Work instructions:
Please write the listing below out again exactly, leaving every picture behind.

Data section:
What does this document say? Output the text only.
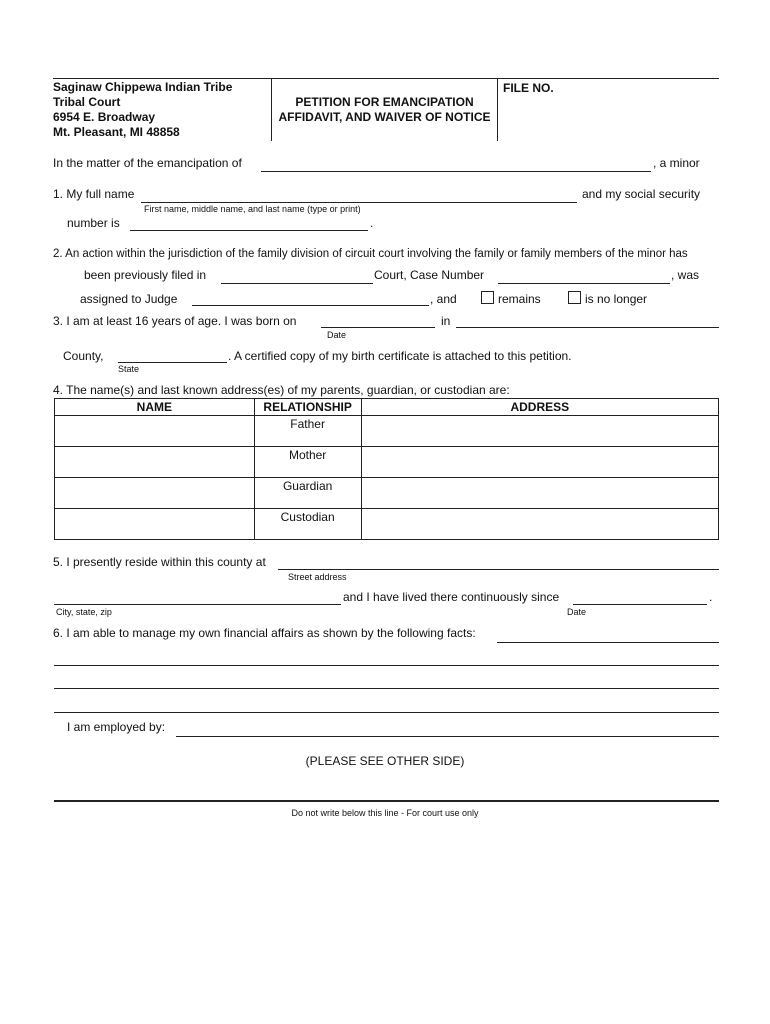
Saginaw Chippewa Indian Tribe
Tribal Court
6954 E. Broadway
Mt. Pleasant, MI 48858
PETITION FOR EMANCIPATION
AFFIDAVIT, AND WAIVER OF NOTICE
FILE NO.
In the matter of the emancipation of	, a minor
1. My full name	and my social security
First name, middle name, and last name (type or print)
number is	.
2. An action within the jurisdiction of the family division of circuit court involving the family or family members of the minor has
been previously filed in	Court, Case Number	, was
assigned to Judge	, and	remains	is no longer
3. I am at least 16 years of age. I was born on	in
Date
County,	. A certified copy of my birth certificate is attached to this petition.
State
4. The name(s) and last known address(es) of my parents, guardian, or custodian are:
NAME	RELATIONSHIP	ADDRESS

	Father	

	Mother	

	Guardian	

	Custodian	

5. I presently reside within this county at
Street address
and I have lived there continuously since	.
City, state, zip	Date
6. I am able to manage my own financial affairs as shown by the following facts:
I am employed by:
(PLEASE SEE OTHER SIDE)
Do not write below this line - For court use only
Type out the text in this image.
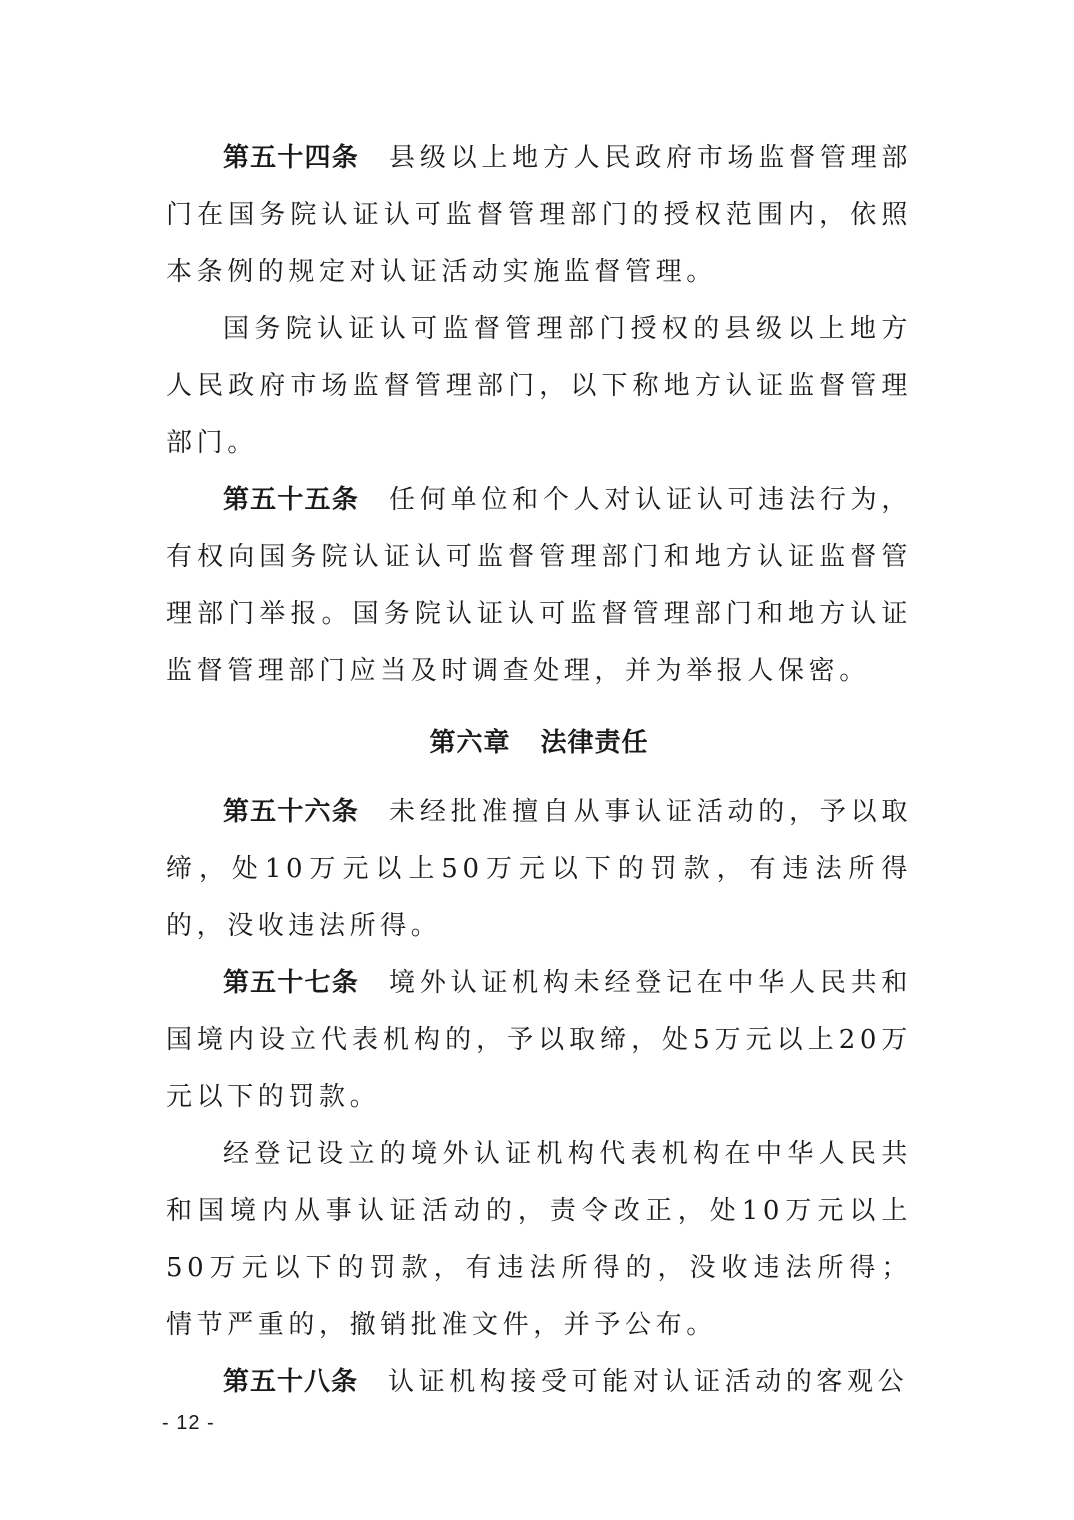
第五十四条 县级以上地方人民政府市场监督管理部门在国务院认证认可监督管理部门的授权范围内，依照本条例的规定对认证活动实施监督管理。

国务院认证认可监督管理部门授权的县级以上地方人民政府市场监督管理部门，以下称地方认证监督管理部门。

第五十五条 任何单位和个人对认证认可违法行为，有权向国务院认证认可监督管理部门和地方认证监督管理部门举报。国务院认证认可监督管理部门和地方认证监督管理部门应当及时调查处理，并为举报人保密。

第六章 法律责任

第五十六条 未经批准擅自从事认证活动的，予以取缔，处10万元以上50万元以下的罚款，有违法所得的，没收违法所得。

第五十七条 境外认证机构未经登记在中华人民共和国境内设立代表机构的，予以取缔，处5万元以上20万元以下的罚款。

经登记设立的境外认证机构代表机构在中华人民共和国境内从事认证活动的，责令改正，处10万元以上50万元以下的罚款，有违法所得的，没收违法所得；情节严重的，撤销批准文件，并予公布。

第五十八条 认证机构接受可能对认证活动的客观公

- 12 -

Solution to this problem:
What does this document say? Output the text only.
Saginaw Chippewa Indian Tribe
Tribal Court
6954 E. Broadway
Mt. Pleasant, MI 48858
PETITION FOR EMANCIPATION
AFFIDAVIT, AND WAIVER OF NOTICE
FILE NO.
In the matter of the emancipation of	, a minor
1. My full name	and my social security
First name, middle name, and last name (type or print)
number is	.
2. An action within the jurisdiction of the family division of circuit court involving the family or family members of the minor has
been previously filed in	Court, Case Number	, was
assigned to Judge	, and	remains	is no longer
3. I am at least 16 years of age. I was born on	in
Date
County,	. A certified copy of my birth certificate is attached to this petition.
State
4. The name(s) and last known address(es) of my parents, guardian, or custodian are:
NAME	RELATIONSHIP	ADDRESS

	Father	

	Mother	

	Guardian	

	Custodian	

5. I presently reside within this county at
Street address
and I have lived there continuously since	.
City, state, zip	Date
6. I am able to manage my own financial affairs as shown by the following facts:
I am employed by:
(PLEASE SEE OTHER SIDE)
Do not write below this line - For court use only
Type out the text in this image.
第五十四条 县级以上地方人民政府市场监督管理部门在国务院认证认可监督管理部门的授权范围内，依照本条例的规定对认证活动实施监督管理。

国务院认证认可监督管理部门授权的县级以上地方人民政府市场监督管理部门，以下称地方认证监督管理部门。

第五十五条 任何单位和个人对认证认可违法行为，有权向国务院认证认可监督管理部门和地方认证监督管理部门举报。国务院认证认可监督管理部门和地方认证监督管理部门应当及时调查处理，并为举报人保密。

第六章 法律责任

第五十六条 未经批准擅自从事认证活动的，予以取缔，处10万元以上50万元以下的罚款，有违法所得的，没收违法所得。

第五十七条 境外认证机构未经登记在中华人民共和国境内设立代表机构的，予以取缔，处5万元以上20万元以下的罚款。

经登记设立的境外认证机构代表机构在中华人民共和国境内从事认证活动的，责令改正，处10万元以上50万元以下的罚款，有违法所得的，没收违法所得；情节严重的，撤销批准文件，并予公布。

第五十八条 认证机构接受可能对认证活动的客观公

- 12 -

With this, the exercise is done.